_JOB_
List each line of the data in which the string "this" appears.

— START OF MATERIAL PROVIDED —

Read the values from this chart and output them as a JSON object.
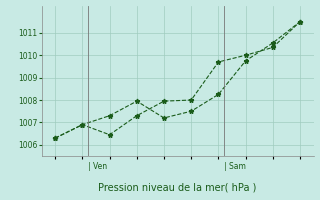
{
  "line1_x": [
    0,
    1,
    2,
    3,
    4,
    5,
    6,
    7,
    8,
    9
  ],
  "line1_y": [
    1006.3,
    1006.9,
    1006.45,
    1007.3,
    1007.95,
    1008.0,
    1009.7,
    1010.0,
    1010.35,
    1011.5
  ],
  "line2_x": [
    0,
    1,
    2,
    3,
    4,
    5,
    6,
    7,
    8,
    9
  ],
  "line2_y": [
    1006.3,
    1006.9,
    1007.3,
    1007.95,
    1007.2,
    1007.5,
    1008.25,
    1009.75,
    1010.55,
    1011.5
  ],
  "yticks": [
    1006,
    1007,
    1008,
    1009,
    1010,
    1011
  ],
  "xticks": [
    0,
    1,
    2,
    3,
    4,
    5,
    6,
    7,
    8,
    9
  ],
  "ven_x": 1.2,
  "sam_x": 6.2,
  "xlabel": "Pression niveau de la mer( hPa )",
  "bg_color": "#c8eae4",
  "line_color": "#1a5c1a",
  "grid_color": "#a0ccbf",
  "ylim": [
    1005.5,
    1012.2
  ],
  "xlim": [
    -0.5,
    9.5
  ]
}
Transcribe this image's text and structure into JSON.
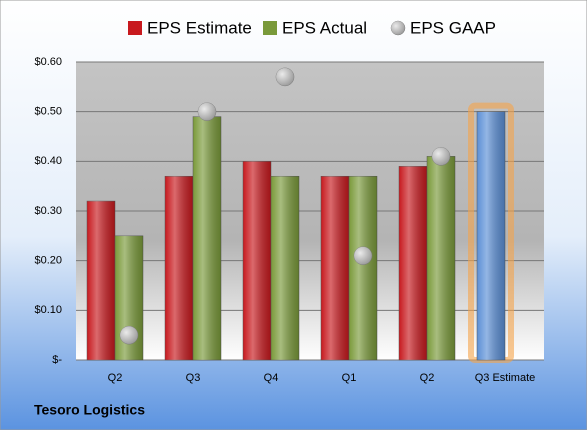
{
  "chart_data": {
    "type": "bar",
    "categories": [
      "Q2",
      "Q3",
      "Q4",
      "Q1",
      "Q2",
      "Q3 Estimate"
    ],
    "series": [
      {
        "name": "EPS Estimate",
        "color": "#c8191e",
        "values": [
          0.32,
          0.37,
          0.4,
          0.37,
          0.39,
          0.5
        ]
      },
      {
        "name": "EPS Actual",
        "color": "#7a9a3a",
        "values": [
          0.25,
          0.49,
          0.37,
          0.37,
          0.41,
          null
        ]
      },
      {
        "name": "EPS GAAP",
        "color": "#9a9a9a",
        "marker": "circle",
        "values": [
          0.05,
          0.5,
          0.57,
          0.21,
          0.41,
          null
        ]
      }
    ],
    "highlight": {
      "index": 5,
      "color": "#5b8fd6",
      "glow": "#f5a34a"
    },
    "ylim": [
      0,
      0.6
    ],
    "yticks": [
      {
        "value": 0,
        "label": "$-"
      },
      {
        "value": 0.1,
        "label": "$0.10"
      },
      {
        "value": 0.2,
        "label": "$0.20"
      },
      {
        "value": 0.3,
        "label": "$0.30"
      },
      {
        "value": 0.4,
        "label": "$0.40"
      },
      {
        "value": 0.5,
        "label": "$0.50"
      },
      {
        "value": 0.6,
        "label": "$0.60"
      }
    ],
    "grid": true,
    "legend": "top",
    "footer": "Tesoro Logistics"
  }
}
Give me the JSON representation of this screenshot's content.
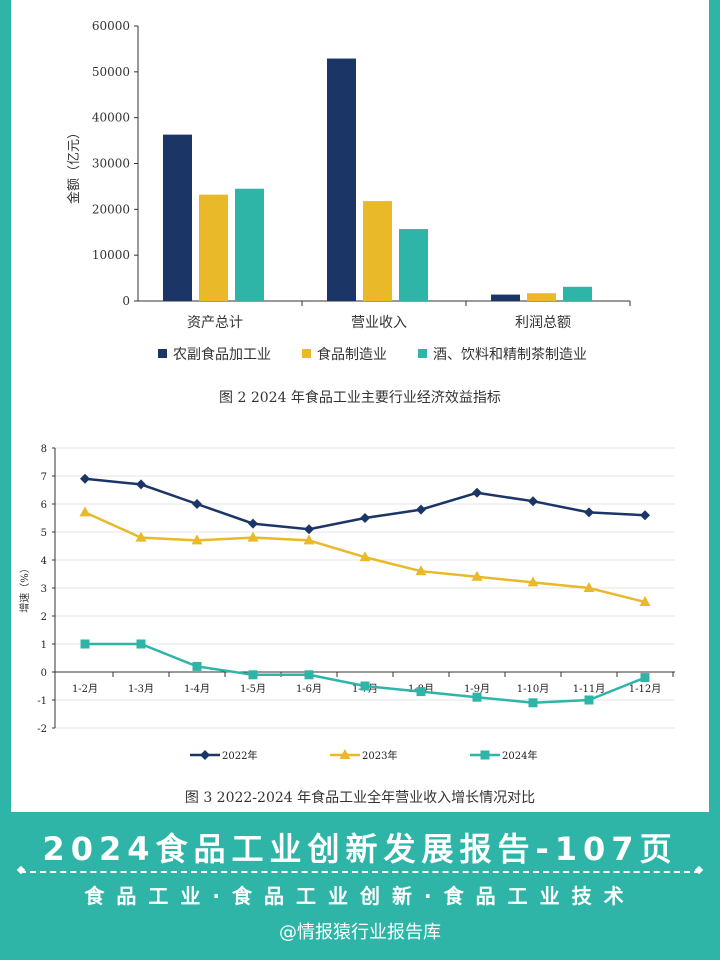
{
  "chart_data": [
    {
      "type": "bar",
      "title": "图 2  2024 年食品工业主要行业经济效益指标",
      "ylabel": "金额（亿元）",
      "xlabel": "",
      "ylim": [
        0,
        60000
      ],
      "yticks": [
        0,
        10000,
        20000,
        30000,
        40000,
        50000,
        60000
      ],
      "categories": [
        "资产总计",
        "营业收入",
        "利润总额"
      ],
      "series": [
        {
          "name": "农副食品加工业",
          "color": "#1b3566",
          "values": [
            36300,
            52900,
            1400
          ]
        },
        {
          "name": "食品制造业",
          "color": "#e9b929",
          "values": [
            23200,
            21800,
            1700
          ]
        },
        {
          "name": "酒、饮料和精制茶制造业",
          "color": "#2fb5a8",
          "values": [
            24500,
            15700,
            3100
          ]
        }
      ],
      "legend": "bottom",
      "grid": false
    },
    {
      "type": "line",
      "title": "图 3  2022-2024 年食品工业全年营业收入增长情况对比",
      "ylabel": "增速（%）",
      "xlabel": "",
      "ylim": [
        -2,
        8
      ],
      "yticks": [
        -2,
        -1,
        0,
        1,
        2,
        3,
        4,
        5,
        6,
        7,
        8
      ],
      "categories": [
        "1-2月",
        "1-3月",
        "1-4月",
        "1-5月",
        "1-6月",
        "1-7月",
        "1-8月",
        "1-9月",
        "1-10月",
        "1-11月",
        "1-12月"
      ],
      "series": [
        {
          "name": "2022年",
          "color": "#1b3566",
          "marker": "diamond",
          "values": [
            6.9,
            6.7,
            6.0,
            5.3,
            5.1,
            5.5,
            5.8,
            6.4,
            6.1,
            5.7,
            5.6
          ]
        },
        {
          "name": "2023年",
          "color": "#e9b929",
          "marker": "triangle",
          "values": [
            5.7,
            4.8,
            4.7,
            4.8,
            4.7,
            4.1,
            3.6,
            3.4,
            3.2,
            3.0,
            2.5
          ]
        },
        {
          "name": "2024年",
          "color": "#2fb5a8",
          "marker": "square",
          "values": [
            1.0,
            1.0,
            0.2,
            -0.1,
            -0.1,
            -0.5,
            -0.7,
            -0.9,
            -1.1,
            -1.0,
            -0.2
          ]
        }
      ],
      "legend": "bottom",
      "grid": true
    }
  ],
  "banner": {
    "title": "2024食品工业创新发展报告-107页",
    "subtitle": "食品工业·食品工业创新·食品工业技术",
    "author": "@情报猿行业报告库"
  }
}
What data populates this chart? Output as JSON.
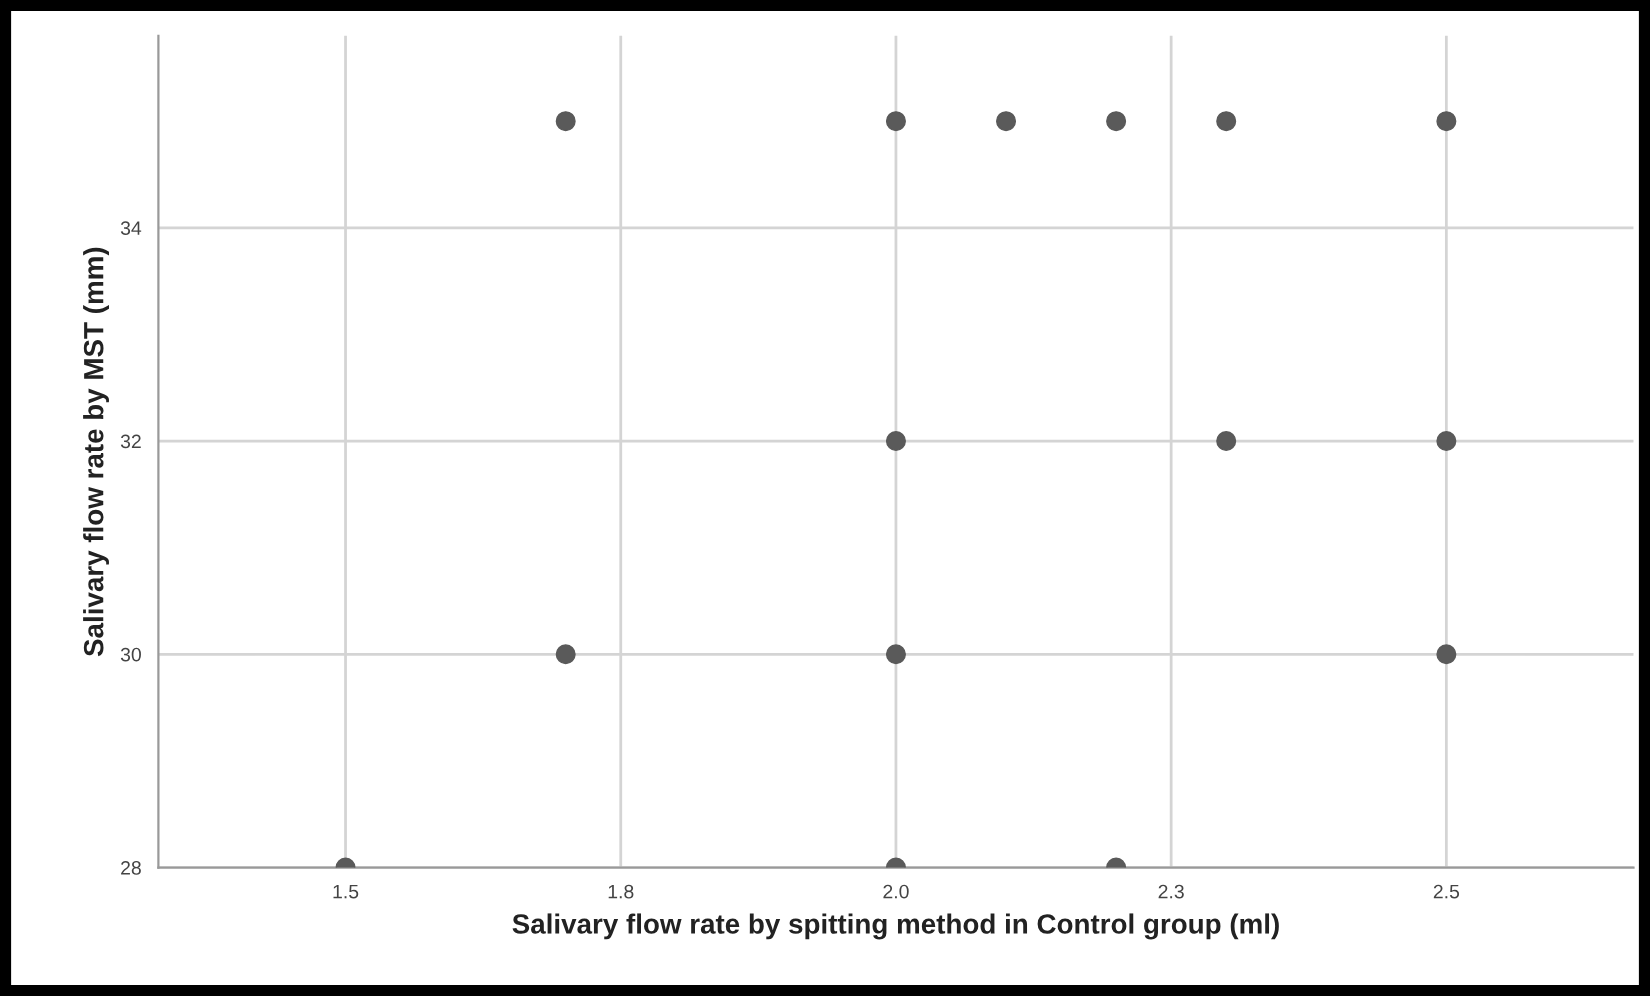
{
  "chart_data": {
    "type": "scatter",
    "xlabel": "Salivary flow rate by spitting method in Control group (ml)",
    "ylabel": "Salivary flow rate by MST (mm)",
    "series": [
      {
        "color": "#5a5a5a",
        "x": [
          1.5,
          1.7,
          1.7,
          2.0,
          2.0,
          2.0,
          2.0,
          2.1,
          2.2,
          2.2,
          2.3,
          2.3,
          2.5,
          2.5,
          2.5
        ],
        "values": [
          28,
          35,
          30,
          35,
          32,
          30,
          28,
          35,
          35,
          28,
          35,
          32,
          35,
          32,
          30
        ]
      }
    ],
    "xlim": [
      1.33,
      2.67
    ],
    "ylim": [
      28,
      35.8
    ],
    "xticks": [
      1.5,
      {
        "value": 1.75,
        "label": "1.8"
      },
      {
        "value": 2.0,
        "label": "2.0"
      },
      {
        "value": 2.25,
        "label": "2.3"
      },
      2.5
    ],
    "yticks": [
      28,
      30,
      32,
      34
    ],
    "grid": true,
    "marker": "circle"
  }
}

— END OF MATERIAL PROVIDED —

_TASK ANSWER_
Read the values from this chart and output them as a JSON object.
Transcribe this image's text and structure into JSON.
Give me the JSON representation of this screenshot's content.
What data populates this chart? Output as JSON.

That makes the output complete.